=== GOAL ===
Count the lines in the data below where the string "rest" occurs, please, and give the number alone.

(Records contained in a dataset)

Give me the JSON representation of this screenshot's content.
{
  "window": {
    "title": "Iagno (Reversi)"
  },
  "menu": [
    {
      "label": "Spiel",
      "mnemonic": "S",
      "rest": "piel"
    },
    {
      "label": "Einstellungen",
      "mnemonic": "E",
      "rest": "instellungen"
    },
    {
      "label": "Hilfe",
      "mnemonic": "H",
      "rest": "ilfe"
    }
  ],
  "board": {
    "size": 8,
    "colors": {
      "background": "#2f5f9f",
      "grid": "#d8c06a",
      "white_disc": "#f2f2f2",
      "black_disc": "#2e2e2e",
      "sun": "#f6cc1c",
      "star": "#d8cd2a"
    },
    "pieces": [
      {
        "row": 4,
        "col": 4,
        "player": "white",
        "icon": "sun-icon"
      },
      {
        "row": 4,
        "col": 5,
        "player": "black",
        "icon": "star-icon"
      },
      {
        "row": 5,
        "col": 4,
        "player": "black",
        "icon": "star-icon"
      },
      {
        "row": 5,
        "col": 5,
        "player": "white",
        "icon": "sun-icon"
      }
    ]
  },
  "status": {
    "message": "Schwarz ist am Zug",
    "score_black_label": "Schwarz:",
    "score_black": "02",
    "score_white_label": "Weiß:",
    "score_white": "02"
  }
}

=== FINAL RESULT ===
3